Nothing in the records may be left out or altered; reproduce them all exactly.
━━━━━━━━
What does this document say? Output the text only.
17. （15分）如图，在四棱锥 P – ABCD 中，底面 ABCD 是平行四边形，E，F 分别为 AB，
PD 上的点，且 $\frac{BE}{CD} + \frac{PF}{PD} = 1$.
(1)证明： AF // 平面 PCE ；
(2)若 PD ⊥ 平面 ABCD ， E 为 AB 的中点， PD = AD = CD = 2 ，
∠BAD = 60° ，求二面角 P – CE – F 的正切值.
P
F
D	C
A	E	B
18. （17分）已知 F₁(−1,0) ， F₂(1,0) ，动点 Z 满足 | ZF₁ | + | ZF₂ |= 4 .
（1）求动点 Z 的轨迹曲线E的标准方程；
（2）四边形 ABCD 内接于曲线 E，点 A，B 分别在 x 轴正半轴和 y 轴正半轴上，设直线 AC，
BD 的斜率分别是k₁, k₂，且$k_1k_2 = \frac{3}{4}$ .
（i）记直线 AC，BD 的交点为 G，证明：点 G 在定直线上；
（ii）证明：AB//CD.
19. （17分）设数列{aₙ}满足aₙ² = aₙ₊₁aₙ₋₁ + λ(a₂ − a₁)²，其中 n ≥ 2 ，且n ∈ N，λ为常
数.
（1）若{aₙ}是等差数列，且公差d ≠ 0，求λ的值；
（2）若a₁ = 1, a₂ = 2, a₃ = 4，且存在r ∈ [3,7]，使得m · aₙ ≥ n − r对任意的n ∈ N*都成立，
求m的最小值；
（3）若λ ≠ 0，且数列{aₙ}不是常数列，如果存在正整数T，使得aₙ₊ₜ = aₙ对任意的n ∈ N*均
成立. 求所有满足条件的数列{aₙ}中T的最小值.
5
━━━━━━━━
▸ OUTPUT:
What does this document say? Output the text only.
17. （15分）如图，在四棱锥 P – ABCD 中，底面 ABCD 是平行四边形，E，F 分别为 AB，
PD 上的点，且 $\frac{BE}{CD} + \frac{PF}{PD} = 1$.
(1)证明： AF // 平面 PCE ；
(2)若 PD ⊥ 平面 ABCD ， E 为 AB 的中点， PD = AD = CD = 2 ，
∠BAD = 60° ，求二面角 P – CE – F 的正切值.
P
F
D	C
A	E	B
18. （17分）已知 F₁(−1,0) ， F₂(1,0) ，动点 Z 满足 | ZF₁ | + | ZF₂ |= 4 .
（1）求动点 Z 的轨迹曲线E的标准方程；
（2）四边形 ABCD 内接于曲线 E，点 A，B 分别在 x 轴正半轴和 y 轴正半轴上，设直线 AC，
BD 的斜率分别是k₁, k₂，且$k_1k_2 = \frac{3}{4}$ .
（i）记直线 AC，BD 的交点为 G，证明：点 G 在定直线上；
（ii）证明：AB//CD.
19. （17分）设数列{aₙ}满足aₙ² = aₙ₊₁aₙ₋₁ + λ(a₂ − a₁)²，其中 n ≥ 2 ，且n ∈ N，λ为常
数.
（1）若{aₙ}是等差数列，且公差d ≠ 0，求λ的值；
（2）若a₁ = 1, a₂ = 2, a₃ = 4，且存在r ∈ [3,7]，使得m · aₙ ≥ n − r对任意的n ∈ N*都成立，
求m的最小值；
（3）若λ ≠ 0，且数列{aₙ}不是常数列，如果存在正整数T，使得aₙ₊ₜ = aₙ对任意的n ∈ N*均
成立. 求所有满足条件的数列{aₙ}中T的最小值.
5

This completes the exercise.